**Directions for this task:** Quote, verbatim, all material below, without pictures.
•••
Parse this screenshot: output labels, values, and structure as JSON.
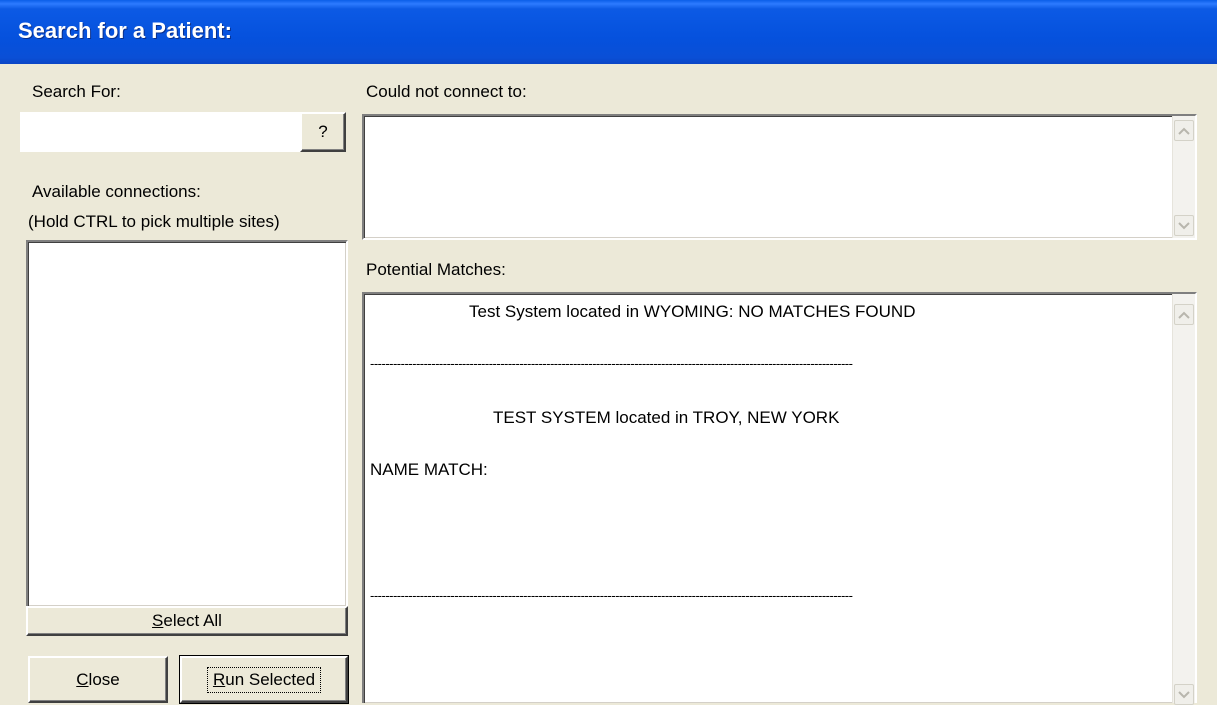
{
  "window": {
    "title": "Search for a Patient:"
  },
  "search": {
    "label": "Search For:",
    "value": "",
    "help_button_label": "?"
  },
  "connections": {
    "label_line1": "Available connections:",
    "label_line2": "(Hold CTRL to pick multiple sites)",
    "items": [],
    "select_all_label": "Select All",
    "select_all_mnemonic": "S",
    "select_all_rest": "elect All"
  },
  "buttons": {
    "close_label": "Close",
    "close_mnemonic": "C",
    "close_rest": "lose",
    "run_label": "Run Selected",
    "run_mnemonic": "R",
    "run_rest": "un Selected"
  },
  "could_not_connect": {
    "label": "Could not connect to:",
    "items": []
  },
  "potential_matches": {
    "label": "Potential Matches:",
    "lines": [
      "Test System located in WYOMING: NO MATCHES FOUND",
      "------------------------------------------------------------------------------------------------------------------------------",
      "TEST SYSTEM located in TROY, NEW YORK",
      "NAME MATCH:",
      "------------------------------------------------------------------------------------------------------------------------------"
    ]
  },
  "icons": {
    "scroll_up": "chevron-up-icon",
    "scroll_down": "chevron-down-icon"
  }
}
•••
**Solution to this task:**
Parse this screenshot: output labels, values, and structure as JSON.
{
  "window": {
    "title": "Search for a Patient:"
  },
  "search": {
    "label": "Search For:",
    "value": "",
    "help_button_label": "?"
  },
  "connections": {
    "label_line1": "Available connections:",
    "label_line2": "(Hold CTRL to pick multiple sites)",
    "items": [],
    "select_all_label": "Select All",
    "select_all_mnemonic": "S",
    "select_all_rest": "elect All"
  },
  "buttons": {
    "close_label": "Close",
    "close_mnemonic": "C",
    "close_rest": "lose",
    "run_label": "Run Selected",
    "run_mnemonic": "R",
    "run_rest": "un Selected"
  },
  "could_not_connect": {
    "label": "Could not connect to:",
    "items": []
  },
  "potential_matches": {
    "label": "Potential Matches:",
    "lines": [
      "Test System located in WYOMING: NO MATCHES FOUND",
      "------------------------------------------------------------------------------------------------------------------------------",
      "TEST SYSTEM located in TROY, NEW YORK",
      "NAME MATCH:",
      "------------------------------------------------------------------------------------------------------------------------------"
    ]
  },
  "icons": {
    "scroll_up": "chevron-up-icon",
    "scroll_down": "chevron-down-icon"
  }
}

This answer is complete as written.